[Stored data]
____

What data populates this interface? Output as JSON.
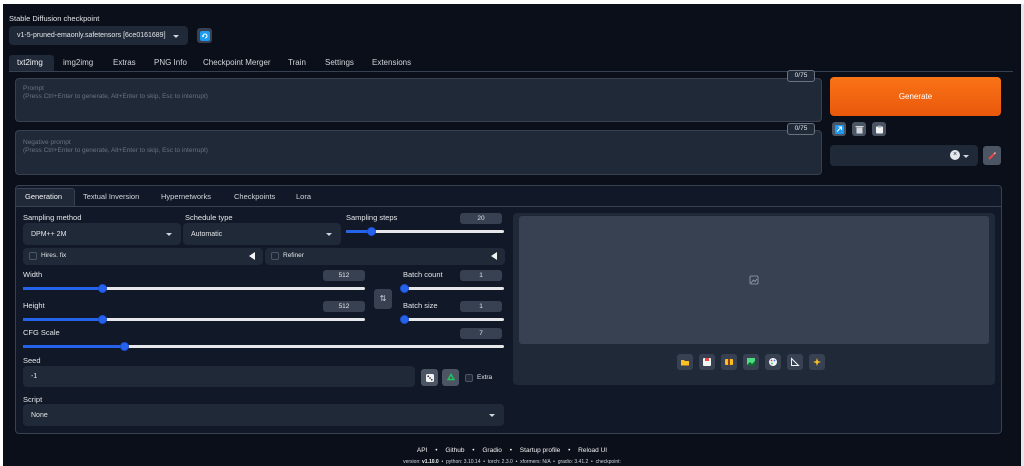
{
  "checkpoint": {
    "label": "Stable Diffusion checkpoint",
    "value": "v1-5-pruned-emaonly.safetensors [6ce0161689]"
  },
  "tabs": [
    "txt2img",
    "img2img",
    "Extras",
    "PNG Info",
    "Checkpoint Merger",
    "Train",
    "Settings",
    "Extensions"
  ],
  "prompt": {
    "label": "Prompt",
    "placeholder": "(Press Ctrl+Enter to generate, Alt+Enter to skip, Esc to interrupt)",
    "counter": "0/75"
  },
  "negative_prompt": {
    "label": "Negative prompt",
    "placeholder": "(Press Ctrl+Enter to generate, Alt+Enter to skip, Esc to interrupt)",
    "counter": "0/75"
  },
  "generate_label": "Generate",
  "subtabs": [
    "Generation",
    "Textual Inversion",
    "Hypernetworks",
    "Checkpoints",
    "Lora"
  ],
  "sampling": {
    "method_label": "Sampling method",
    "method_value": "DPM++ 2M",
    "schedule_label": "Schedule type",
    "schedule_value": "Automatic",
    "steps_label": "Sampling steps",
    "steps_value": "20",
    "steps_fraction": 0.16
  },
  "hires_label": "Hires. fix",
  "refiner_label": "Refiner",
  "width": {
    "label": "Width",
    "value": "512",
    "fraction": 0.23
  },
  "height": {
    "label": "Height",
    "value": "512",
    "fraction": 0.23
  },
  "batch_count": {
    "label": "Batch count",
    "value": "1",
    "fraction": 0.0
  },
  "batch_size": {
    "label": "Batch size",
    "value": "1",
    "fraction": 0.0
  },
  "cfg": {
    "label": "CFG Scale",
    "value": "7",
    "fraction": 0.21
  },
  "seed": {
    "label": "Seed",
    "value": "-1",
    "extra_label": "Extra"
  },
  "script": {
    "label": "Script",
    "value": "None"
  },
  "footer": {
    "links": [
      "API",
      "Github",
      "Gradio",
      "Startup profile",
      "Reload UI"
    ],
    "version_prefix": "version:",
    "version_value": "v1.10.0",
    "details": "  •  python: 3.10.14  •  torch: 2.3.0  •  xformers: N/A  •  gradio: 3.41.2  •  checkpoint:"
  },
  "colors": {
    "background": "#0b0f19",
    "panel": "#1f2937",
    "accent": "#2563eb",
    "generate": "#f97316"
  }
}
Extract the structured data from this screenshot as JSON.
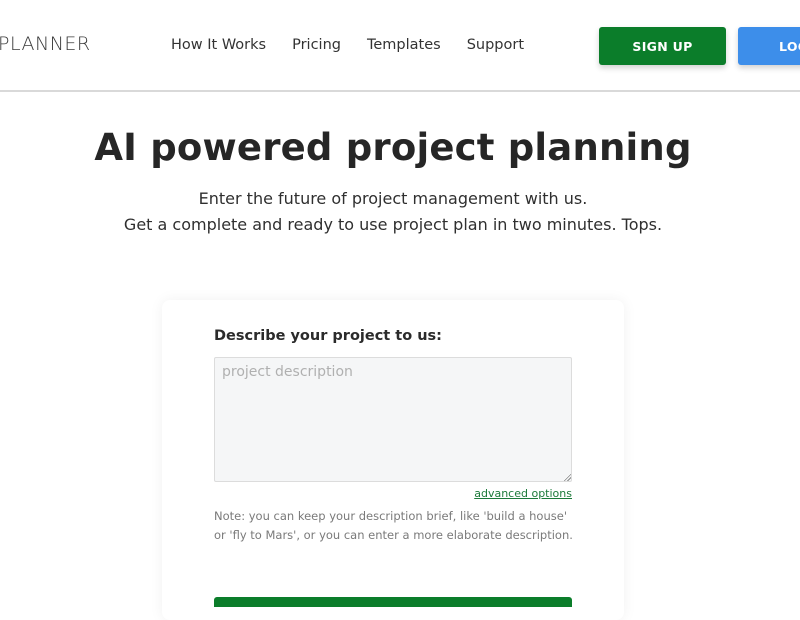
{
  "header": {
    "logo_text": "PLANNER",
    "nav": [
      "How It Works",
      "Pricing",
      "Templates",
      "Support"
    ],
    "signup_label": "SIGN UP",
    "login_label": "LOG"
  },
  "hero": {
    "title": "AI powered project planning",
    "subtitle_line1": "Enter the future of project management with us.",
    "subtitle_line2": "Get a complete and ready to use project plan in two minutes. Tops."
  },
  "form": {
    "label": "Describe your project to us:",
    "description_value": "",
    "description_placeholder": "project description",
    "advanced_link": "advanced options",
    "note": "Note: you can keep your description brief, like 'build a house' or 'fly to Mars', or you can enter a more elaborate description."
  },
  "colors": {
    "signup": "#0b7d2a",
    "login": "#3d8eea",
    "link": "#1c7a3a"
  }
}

____

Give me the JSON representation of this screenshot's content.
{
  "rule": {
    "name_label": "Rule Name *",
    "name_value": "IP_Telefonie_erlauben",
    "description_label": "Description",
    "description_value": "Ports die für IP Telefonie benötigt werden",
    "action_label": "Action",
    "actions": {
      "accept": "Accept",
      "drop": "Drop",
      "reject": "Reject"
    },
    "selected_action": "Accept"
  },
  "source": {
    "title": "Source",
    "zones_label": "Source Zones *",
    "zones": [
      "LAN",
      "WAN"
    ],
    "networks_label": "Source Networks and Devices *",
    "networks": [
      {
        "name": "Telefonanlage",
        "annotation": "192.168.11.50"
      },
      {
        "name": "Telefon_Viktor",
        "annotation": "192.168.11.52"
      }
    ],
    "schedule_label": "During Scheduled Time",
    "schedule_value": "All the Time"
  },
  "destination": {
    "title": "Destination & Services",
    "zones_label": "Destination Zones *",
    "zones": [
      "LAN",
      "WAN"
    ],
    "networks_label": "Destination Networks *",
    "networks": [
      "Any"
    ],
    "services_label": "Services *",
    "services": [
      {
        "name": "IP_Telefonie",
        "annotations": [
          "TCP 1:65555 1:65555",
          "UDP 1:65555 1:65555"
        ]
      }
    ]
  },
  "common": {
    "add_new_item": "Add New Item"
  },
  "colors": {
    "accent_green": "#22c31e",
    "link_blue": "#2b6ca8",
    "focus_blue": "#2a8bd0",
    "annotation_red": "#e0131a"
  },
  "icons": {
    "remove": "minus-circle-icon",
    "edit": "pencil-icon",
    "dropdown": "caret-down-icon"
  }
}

____

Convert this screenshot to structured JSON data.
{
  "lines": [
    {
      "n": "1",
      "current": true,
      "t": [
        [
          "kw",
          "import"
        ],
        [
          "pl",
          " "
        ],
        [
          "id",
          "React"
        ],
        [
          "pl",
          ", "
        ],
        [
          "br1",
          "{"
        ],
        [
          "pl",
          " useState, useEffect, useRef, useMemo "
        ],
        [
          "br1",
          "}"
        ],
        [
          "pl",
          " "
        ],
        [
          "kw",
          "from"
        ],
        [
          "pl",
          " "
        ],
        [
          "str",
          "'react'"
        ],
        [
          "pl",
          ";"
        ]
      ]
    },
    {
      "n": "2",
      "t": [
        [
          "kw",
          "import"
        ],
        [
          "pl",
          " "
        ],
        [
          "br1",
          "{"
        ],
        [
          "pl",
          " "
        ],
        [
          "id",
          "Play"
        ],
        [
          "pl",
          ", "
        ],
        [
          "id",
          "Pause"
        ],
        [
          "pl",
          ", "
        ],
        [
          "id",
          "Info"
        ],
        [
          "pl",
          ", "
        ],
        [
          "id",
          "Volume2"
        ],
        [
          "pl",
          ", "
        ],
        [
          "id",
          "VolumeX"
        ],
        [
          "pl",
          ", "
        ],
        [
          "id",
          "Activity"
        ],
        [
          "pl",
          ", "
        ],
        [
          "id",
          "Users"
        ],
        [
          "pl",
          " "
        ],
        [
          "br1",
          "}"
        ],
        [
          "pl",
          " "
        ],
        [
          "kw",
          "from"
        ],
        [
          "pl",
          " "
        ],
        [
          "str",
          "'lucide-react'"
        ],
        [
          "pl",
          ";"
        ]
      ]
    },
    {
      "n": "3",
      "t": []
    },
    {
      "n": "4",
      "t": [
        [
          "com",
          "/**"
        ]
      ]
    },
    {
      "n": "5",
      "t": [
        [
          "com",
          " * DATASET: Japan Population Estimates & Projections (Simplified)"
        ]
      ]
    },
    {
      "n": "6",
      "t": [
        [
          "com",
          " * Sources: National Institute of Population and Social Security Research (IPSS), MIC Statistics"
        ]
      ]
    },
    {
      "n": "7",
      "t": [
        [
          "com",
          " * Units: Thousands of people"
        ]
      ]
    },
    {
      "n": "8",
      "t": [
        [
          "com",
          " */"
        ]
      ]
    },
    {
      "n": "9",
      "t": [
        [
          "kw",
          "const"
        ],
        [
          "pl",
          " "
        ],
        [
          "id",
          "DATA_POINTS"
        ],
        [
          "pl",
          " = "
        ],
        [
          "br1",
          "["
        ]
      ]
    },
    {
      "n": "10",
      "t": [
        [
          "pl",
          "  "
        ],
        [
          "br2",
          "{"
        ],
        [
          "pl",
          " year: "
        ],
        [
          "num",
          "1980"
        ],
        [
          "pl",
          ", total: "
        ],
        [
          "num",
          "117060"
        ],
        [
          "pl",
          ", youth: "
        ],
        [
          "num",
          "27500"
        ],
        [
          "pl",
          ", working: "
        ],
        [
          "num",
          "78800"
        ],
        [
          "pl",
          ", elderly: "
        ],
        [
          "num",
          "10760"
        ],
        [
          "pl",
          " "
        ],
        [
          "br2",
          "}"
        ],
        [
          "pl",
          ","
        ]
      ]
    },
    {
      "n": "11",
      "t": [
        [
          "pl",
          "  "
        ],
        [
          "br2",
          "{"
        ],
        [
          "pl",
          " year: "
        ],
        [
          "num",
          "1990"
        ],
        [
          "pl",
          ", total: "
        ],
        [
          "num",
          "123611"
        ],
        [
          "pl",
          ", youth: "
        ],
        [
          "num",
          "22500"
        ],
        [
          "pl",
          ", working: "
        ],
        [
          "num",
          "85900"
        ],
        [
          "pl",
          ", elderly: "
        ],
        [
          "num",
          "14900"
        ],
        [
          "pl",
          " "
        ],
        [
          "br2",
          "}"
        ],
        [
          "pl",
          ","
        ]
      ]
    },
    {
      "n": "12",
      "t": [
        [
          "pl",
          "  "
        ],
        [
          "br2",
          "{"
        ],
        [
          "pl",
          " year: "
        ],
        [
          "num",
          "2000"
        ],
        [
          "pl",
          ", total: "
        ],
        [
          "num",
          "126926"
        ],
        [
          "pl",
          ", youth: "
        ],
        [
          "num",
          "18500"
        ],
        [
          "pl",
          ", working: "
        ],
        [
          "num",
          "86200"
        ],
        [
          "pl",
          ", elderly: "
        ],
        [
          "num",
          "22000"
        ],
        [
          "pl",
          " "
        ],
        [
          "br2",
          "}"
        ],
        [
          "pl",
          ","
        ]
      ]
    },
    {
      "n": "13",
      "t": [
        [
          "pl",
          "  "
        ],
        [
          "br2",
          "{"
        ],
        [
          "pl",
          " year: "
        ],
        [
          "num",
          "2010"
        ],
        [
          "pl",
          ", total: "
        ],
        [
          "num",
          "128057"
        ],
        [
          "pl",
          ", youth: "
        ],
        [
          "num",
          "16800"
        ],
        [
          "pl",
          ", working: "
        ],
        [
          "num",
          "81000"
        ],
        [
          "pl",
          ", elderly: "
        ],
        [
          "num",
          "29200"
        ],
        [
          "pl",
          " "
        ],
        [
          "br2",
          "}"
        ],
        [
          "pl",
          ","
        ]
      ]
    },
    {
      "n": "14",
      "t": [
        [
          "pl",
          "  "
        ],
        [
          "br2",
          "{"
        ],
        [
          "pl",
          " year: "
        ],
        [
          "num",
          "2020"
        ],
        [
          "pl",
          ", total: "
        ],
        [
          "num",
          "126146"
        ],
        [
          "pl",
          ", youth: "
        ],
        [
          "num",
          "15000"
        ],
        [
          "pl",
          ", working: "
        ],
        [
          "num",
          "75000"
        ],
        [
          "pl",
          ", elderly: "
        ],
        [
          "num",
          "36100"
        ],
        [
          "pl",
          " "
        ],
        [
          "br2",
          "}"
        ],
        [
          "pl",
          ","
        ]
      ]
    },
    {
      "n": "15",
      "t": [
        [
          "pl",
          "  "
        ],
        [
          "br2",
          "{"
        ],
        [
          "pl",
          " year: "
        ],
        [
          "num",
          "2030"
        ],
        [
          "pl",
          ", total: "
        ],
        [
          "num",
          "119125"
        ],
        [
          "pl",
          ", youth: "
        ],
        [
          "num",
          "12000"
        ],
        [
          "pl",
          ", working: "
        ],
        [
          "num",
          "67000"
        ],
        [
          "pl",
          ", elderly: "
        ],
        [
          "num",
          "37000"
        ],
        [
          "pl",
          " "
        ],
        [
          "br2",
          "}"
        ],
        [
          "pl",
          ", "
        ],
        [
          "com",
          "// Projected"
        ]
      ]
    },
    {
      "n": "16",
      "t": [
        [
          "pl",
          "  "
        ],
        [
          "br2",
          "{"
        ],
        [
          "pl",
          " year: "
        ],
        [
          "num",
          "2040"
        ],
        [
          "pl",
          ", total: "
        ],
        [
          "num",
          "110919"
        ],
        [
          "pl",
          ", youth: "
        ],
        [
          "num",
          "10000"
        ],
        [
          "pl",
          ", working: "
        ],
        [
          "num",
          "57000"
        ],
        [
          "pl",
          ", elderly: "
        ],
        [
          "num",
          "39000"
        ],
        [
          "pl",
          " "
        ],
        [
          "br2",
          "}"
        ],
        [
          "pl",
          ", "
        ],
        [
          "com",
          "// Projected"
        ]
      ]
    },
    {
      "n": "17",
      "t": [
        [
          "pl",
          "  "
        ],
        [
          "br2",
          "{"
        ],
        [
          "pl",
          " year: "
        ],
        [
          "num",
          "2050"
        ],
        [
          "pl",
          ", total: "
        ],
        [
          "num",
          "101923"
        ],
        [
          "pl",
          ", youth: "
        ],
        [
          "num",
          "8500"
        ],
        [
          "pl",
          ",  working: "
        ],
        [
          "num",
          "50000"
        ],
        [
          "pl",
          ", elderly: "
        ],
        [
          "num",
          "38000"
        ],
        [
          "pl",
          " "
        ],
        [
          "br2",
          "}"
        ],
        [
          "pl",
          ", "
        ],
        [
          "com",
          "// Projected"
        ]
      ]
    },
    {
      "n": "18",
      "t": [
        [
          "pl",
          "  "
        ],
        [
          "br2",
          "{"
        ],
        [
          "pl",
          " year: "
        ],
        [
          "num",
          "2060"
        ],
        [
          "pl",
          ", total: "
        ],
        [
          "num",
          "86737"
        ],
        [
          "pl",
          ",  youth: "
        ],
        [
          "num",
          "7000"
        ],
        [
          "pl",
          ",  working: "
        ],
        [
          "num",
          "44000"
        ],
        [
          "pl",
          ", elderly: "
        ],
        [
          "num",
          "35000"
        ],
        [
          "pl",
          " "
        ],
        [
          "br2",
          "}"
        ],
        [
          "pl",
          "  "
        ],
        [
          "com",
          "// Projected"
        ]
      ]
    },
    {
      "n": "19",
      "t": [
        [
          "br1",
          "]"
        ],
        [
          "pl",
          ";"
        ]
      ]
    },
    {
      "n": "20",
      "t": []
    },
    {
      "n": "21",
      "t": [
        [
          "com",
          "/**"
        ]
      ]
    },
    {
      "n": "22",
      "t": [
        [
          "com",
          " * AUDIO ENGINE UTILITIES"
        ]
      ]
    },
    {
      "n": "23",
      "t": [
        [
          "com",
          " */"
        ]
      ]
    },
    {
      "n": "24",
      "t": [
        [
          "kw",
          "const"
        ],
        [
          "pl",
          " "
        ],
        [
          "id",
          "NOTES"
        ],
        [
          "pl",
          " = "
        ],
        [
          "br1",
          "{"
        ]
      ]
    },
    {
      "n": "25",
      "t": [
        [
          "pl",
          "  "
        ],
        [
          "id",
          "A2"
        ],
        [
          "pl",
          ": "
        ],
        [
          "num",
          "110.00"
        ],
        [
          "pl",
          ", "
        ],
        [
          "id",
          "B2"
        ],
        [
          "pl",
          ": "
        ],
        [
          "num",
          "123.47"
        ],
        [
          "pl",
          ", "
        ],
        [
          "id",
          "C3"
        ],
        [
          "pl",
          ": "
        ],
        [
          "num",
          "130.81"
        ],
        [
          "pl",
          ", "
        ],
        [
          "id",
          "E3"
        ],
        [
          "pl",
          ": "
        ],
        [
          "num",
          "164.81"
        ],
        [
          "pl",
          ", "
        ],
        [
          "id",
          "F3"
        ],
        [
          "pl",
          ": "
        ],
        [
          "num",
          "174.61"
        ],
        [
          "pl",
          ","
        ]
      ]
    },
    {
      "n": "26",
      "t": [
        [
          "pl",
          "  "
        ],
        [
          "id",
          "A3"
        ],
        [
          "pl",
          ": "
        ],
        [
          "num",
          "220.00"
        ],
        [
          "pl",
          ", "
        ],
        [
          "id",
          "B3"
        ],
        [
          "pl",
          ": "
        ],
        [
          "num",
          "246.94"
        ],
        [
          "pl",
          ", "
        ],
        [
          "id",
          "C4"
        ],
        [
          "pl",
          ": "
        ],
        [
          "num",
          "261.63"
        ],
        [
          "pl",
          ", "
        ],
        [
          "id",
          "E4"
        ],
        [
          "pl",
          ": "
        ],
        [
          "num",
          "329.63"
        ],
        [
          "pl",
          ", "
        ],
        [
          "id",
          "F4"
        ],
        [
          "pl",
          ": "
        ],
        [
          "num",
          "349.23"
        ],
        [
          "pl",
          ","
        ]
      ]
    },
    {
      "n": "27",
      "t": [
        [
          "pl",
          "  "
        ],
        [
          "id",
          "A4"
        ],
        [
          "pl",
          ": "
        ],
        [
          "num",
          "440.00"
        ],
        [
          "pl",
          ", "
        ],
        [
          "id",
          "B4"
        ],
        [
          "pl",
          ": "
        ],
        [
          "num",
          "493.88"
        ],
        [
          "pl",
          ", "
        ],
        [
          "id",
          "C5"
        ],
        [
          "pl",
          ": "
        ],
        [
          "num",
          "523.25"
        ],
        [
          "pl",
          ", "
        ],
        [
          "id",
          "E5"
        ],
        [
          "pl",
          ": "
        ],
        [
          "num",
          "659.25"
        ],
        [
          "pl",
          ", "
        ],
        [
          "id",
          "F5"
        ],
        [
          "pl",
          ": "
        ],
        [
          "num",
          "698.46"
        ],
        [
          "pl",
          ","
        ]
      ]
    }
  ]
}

____

= Do this =
Which lines hold the string "Accept"? List them all.

= Answer to this task =
      "accept": "Accept",
    "selected_action": "Accept"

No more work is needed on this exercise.